Imagine having a model in continuous production since the 1960s. This is only something the biggest brands can say, companies like Omega and Rolex. But it’s also true of Sinn, who has been making the Sinn 103 in various configurations for 60 years. But the watch has changed a bit since its inception and the biggest change is it being powered by an automatic movement. Sinn is now rectifying that, a few weeks ago with the limited edition 103 St Ty Hd, and now they’re taking it to a new level with something they dearly need — colors. This is the new Sinn 103 St Sa Ty Hd H
The 103 is a significant watch. It measures 41mm wide and 14.8mm thick in this new(ish) hand-wound configuration, which is an improvement from a whopping 15.9mm. The case is made out of steel, there’s a double-domed acrylic crystal on top and despite it using a push-in crown it can still get 200 meters of water resistance. Sinn is best at these crazy tech innovations - they call this system of gaskets the D3-System which allows them to not have a screw down crown, to make it easier to wind, and still make it very capable. On top is a bidirectional blue-coated bezel with a fully graduated 60-minute scale.

Exercise task 1
Render the records from the line containing "data-point — [924, 212, 933, 221]" through the line containing "data-point — [216, 501, 225, 510]" as a numbered list, omitting blank lines.
The records have no connection to the text about the Sinn 103.

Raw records
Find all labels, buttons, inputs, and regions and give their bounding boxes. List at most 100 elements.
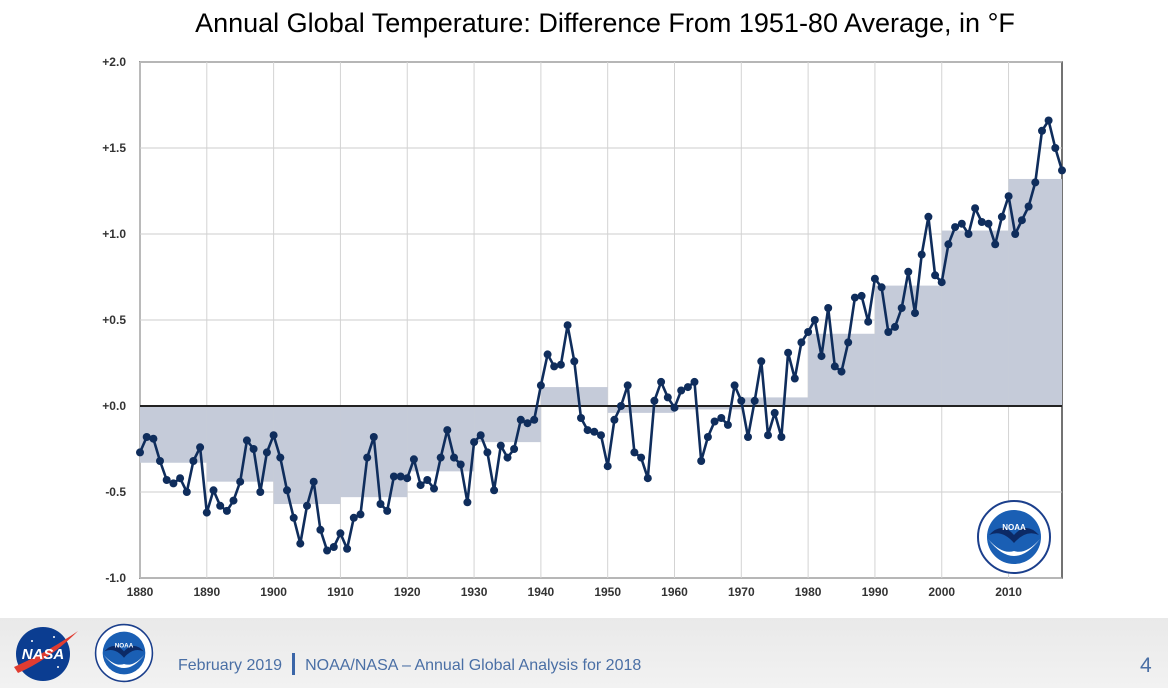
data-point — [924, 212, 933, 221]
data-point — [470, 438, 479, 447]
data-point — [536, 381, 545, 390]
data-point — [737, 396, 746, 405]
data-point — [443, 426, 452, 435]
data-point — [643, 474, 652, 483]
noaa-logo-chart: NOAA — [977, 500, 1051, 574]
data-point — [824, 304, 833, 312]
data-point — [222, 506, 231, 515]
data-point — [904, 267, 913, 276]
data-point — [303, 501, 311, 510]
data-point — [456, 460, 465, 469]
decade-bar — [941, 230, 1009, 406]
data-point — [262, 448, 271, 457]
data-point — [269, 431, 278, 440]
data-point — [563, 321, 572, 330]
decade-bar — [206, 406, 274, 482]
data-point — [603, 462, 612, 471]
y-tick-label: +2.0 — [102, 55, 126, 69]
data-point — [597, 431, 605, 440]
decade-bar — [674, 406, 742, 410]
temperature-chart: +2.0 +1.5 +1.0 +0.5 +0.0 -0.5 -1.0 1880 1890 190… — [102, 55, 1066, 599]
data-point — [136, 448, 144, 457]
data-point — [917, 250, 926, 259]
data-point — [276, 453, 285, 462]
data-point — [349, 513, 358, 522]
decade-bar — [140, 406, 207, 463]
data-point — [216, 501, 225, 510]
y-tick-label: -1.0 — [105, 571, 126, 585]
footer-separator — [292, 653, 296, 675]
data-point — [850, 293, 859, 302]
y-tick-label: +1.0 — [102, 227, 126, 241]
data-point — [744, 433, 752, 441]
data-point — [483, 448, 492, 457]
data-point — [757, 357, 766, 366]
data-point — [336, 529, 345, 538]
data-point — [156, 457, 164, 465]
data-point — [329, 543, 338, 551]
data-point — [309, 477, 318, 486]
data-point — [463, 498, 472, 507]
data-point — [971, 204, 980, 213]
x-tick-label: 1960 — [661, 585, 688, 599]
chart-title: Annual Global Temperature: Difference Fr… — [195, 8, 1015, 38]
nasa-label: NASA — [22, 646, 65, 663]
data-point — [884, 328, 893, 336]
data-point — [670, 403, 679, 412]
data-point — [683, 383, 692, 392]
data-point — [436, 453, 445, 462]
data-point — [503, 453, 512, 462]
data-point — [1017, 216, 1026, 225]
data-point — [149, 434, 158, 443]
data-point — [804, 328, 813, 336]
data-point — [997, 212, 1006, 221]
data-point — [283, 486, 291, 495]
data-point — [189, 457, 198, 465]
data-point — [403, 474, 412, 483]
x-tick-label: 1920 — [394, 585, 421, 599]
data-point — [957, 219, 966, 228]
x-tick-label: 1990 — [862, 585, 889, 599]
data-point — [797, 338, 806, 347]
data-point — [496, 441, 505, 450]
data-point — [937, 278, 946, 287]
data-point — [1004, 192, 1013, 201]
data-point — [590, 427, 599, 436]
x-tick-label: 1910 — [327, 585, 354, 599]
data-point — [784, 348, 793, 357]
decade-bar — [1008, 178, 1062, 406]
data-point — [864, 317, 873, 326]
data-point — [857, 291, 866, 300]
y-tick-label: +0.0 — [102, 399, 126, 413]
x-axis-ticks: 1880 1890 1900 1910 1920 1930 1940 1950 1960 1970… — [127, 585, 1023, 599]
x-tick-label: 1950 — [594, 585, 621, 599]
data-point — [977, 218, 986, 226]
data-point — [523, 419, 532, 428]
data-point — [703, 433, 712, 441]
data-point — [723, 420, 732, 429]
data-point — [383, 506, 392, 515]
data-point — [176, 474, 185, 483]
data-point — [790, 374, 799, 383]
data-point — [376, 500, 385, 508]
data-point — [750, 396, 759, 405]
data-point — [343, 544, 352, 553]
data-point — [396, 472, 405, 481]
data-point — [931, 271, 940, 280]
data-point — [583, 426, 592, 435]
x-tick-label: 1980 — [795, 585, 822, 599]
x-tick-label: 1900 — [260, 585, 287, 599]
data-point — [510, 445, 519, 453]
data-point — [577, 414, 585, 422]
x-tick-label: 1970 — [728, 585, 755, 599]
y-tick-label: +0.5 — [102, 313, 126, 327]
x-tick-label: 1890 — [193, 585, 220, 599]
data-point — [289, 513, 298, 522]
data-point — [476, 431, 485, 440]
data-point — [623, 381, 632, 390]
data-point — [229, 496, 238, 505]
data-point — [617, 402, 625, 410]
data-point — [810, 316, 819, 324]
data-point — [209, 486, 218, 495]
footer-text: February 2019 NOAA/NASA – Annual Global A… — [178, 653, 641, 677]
...
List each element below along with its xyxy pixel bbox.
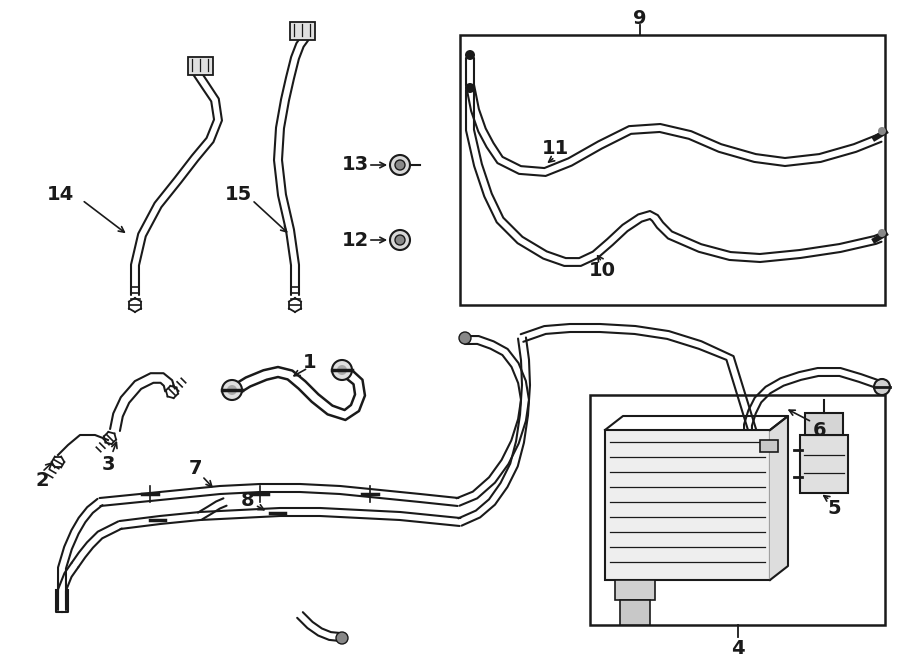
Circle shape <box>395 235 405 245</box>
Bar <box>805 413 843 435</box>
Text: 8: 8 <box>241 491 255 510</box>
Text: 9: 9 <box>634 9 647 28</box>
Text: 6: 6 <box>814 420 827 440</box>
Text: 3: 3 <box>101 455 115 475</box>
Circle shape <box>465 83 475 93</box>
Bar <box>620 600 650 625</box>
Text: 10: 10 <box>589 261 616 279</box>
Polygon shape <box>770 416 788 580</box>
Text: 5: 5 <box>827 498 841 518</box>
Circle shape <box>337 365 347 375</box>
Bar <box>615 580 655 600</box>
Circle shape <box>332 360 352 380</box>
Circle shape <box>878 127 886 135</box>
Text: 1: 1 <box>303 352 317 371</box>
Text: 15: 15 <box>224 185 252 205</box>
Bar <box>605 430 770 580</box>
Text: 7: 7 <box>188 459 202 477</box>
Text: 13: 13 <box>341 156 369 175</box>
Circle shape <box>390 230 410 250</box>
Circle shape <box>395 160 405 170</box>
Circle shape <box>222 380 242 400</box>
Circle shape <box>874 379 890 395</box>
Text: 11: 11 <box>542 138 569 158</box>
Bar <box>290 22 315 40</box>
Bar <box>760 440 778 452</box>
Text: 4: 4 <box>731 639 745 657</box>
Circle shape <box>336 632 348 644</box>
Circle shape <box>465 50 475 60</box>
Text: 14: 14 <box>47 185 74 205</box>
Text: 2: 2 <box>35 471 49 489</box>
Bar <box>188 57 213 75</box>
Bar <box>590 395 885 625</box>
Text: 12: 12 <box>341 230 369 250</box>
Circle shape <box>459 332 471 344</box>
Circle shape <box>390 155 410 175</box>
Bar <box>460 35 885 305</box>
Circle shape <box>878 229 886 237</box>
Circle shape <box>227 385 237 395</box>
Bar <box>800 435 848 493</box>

Exercise task 2
For each statement, answer yes or no as to whether it agrees with the Sinn 103 text, and quote the words of the text that settle it: (a) The hand-wound 103 measures 41mm wide. (b) The watch uses a screw-down crown. (c) The bezel turns in only one direction.

Worked answer 1
1. data-point — [924, 212, 933, 221]
2. data-point — [470, 438, 479, 447]
3. data-point — [536, 381, 545, 390]
4. data-point — [737, 396, 746, 405]
5. data-point — [443, 426, 452, 435]
6. data-point — [643, 474, 652, 483]
7. noaa-logo-chart: NOAA — [977, 500, 1051, 574]
8. data-point — [824, 304, 833, 312]
9. data-point — [222, 506, 231, 515]
10. data-point — [904, 267, 913, 276]
11. data-point — [303, 501, 311, 510]
12. data-point — [456, 460, 465, 469]
13. decade-bar — [941, 230, 1009, 406]
14. data-point — [262, 448, 271, 457]
15. data-point — [269, 431, 278, 440]
16. data-point — [563, 321, 572, 330]
17. decade-bar — [206, 406, 274, 482]
18. data-point — [603, 462, 612, 471]
19. y-tick-label: +2.0 — [102, 55, 126, 69]
20. data-point — [597, 431, 605, 440]
21. decade-bar — [674, 406, 742, 410]
22. temperature-chart: +2.0 +1.5 +1.0 +0.5 +0.0 -0.5 -1.0 1880 1890 190… — [102, 55, 1066, 599]
23. data-point — [136, 448, 144, 457]
24. data-point — [917, 250, 926, 259]
25. data-point — [276, 453, 285, 462]
26. data-point — [349, 513, 358, 522]
27. decade-bar — [140, 406, 207, 463]
28. data-point — [216, 501, 225, 510]

Worked answer 2
(a) Yes: "It measures 41mm wide and 14.8mm thick in this new(ish) hand-wound configuration"
(b) No: "despite it using a push-in crown it can still get 200 meters of water resistance"
(c) No: "On top is a bidirectional blue-coated bezel with a fully graduated 60-minute scale."